Stored data
-- begin --
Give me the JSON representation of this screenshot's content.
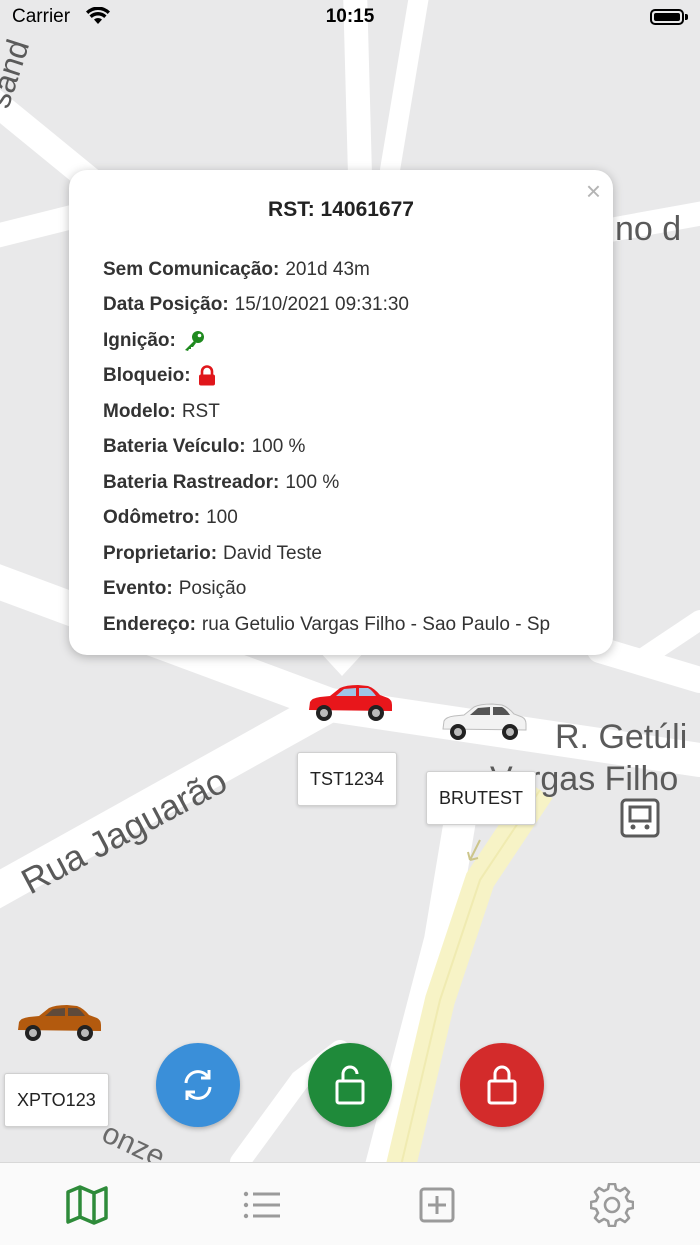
{
  "status_bar": {
    "carrier": "Carrier",
    "time": "10:15"
  },
  "map": {
    "street_labels": [
      "Rua Jaguarão",
      "R. Getúli",
      "Vargas Filho",
      "no d",
      "sand",
      "onze"
    ]
  },
  "popup": {
    "close_symbol": "×",
    "title": "RST: 14061677",
    "rows": [
      {
        "label": "Sem Comunicação:",
        "value": "201d 43m"
      },
      {
        "label": "Data Posição:",
        "value": "15/10/2021 09:31:30"
      },
      {
        "label": "Ignição:",
        "value": "",
        "icon": "key-icon",
        "icon_color": "#1f8a1f"
      },
      {
        "label": "Bloqueio:",
        "value": "",
        "icon": "lock-icon",
        "icon_color": "#e0161b"
      },
      {
        "label": "Modelo:",
        "value": "RST"
      },
      {
        "label": "Bateria Veículo:",
        "value": "100 %"
      },
      {
        "label": "Bateria Rastreador:",
        "value": "100 %"
      },
      {
        "label": "Odômetro:",
        "value": "100"
      },
      {
        "label": "Proprietario:",
        "value": "David Teste"
      },
      {
        "label": "Evento:",
        "value": "Posição"
      },
      {
        "label": "Endereço:",
        "value": "rua Getulio Vargas Filho - Sao Paulo - Sp"
      }
    ]
  },
  "vehicles": [
    {
      "plate": "TST1234",
      "color": "#e8161b"
    },
    {
      "plate": "BRUTEST",
      "color": "#f2f2f2"
    },
    {
      "plate": "XPTO123",
      "color": "#b35a0e"
    }
  ],
  "actions": {
    "refresh": {
      "icon": "refresh-icon",
      "color": "#3a8fd9"
    },
    "unlock": {
      "icon": "unlock-icon",
      "color": "#1f8a3a"
    },
    "lock": {
      "icon": "lock-icon",
      "color": "#d32b2b"
    }
  },
  "tabbar": {
    "tabs": [
      {
        "icon": "map-icon",
        "active": true
      },
      {
        "icon": "list-icon",
        "active": false
      },
      {
        "icon": "add-square-icon",
        "active": false
      },
      {
        "icon": "gear-icon",
        "active": false
      }
    ],
    "active_color": "#2e8b3a",
    "inactive_color": "#9a9a9a"
  }
}
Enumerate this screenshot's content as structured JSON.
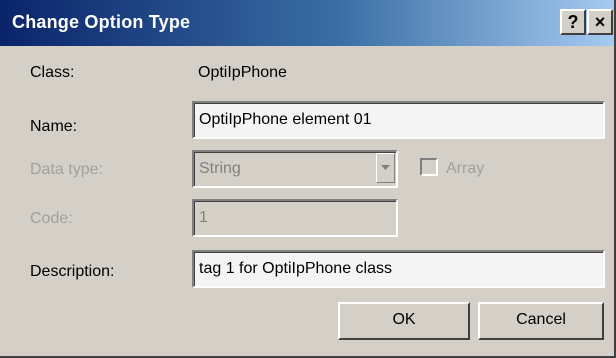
-- end --
**What is being asked:**
Using the records above, retype everything exactly except the pictures.

**Solution to this exercise:**
Give me the JSON representation of this screenshot's content.
{
  "status_bar": {
    "carrier": "Carrier",
    "time": "10:15"
  },
  "map": {
    "street_labels": [
      "Rua Jaguarão",
      "R. Getúli",
      "Vargas Filho",
      "no d",
      "sand",
      "onze"
    ]
  },
  "popup": {
    "close_symbol": "×",
    "title": "RST: 14061677",
    "rows": [
      {
        "label": "Sem Comunicação:",
        "value": "201d 43m"
      },
      {
        "label": "Data Posição:",
        "value": "15/10/2021 09:31:30"
      },
      {
        "label": "Ignição:",
        "value": "",
        "icon": "key-icon",
        "icon_color": "#1f8a1f"
      },
      {
        "label": "Bloqueio:",
        "value": "",
        "icon": "lock-icon",
        "icon_color": "#e0161b"
      },
      {
        "label": "Modelo:",
        "value": "RST"
      },
      {
        "label": "Bateria Veículo:",
        "value": "100 %"
      },
      {
        "label": "Bateria Rastreador:",
        "value": "100 %"
      },
      {
        "label": "Odômetro:",
        "value": "100"
      },
      {
        "label": "Proprietario:",
        "value": "David Teste"
      },
      {
        "label": "Evento:",
        "value": "Posição"
      },
      {
        "label": "Endereço:",
        "value": "rua Getulio Vargas Filho - Sao Paulo - Sp"
      }
    ]
  },
  "vehicles": [
    {
      "plate": "TST1234",
      "color": "#e8161b"
    },
    {
      "plate": "BRUTEST",
      "color": "#f2f2f2"
    },
    {
      "plate": "XPTO123",
      "color": "#b35a0e"
    }
  ],
  "actions": {
    "refresh": {
      "icon": "refresh-icon",
      "color": "#3a8fd9"
    },
    "unlock": {
      "icon": "unlock-icon",
      "color": "#1f8a3a"
    },
    "lock": {
      "icon": "lock-icon",
      "color": "#d32b2b"
    }
  },
  "tabbar": {
    "tabs": [
      {
        "icon": "map-icon",
        "active": true
      },
      {
        "icon": "list-icon",
        "active": false
      },
      {
        "icon": "add-square-icon",
        "active": false
      },
      {
        "icon": "gear-icon",
        "active": false
      }
    ],
    "active_color": "#2e8b3a",
    "inactive_color": "#9a9a9a"
  }
}
Enumerate this screenshot's content as structured JSON.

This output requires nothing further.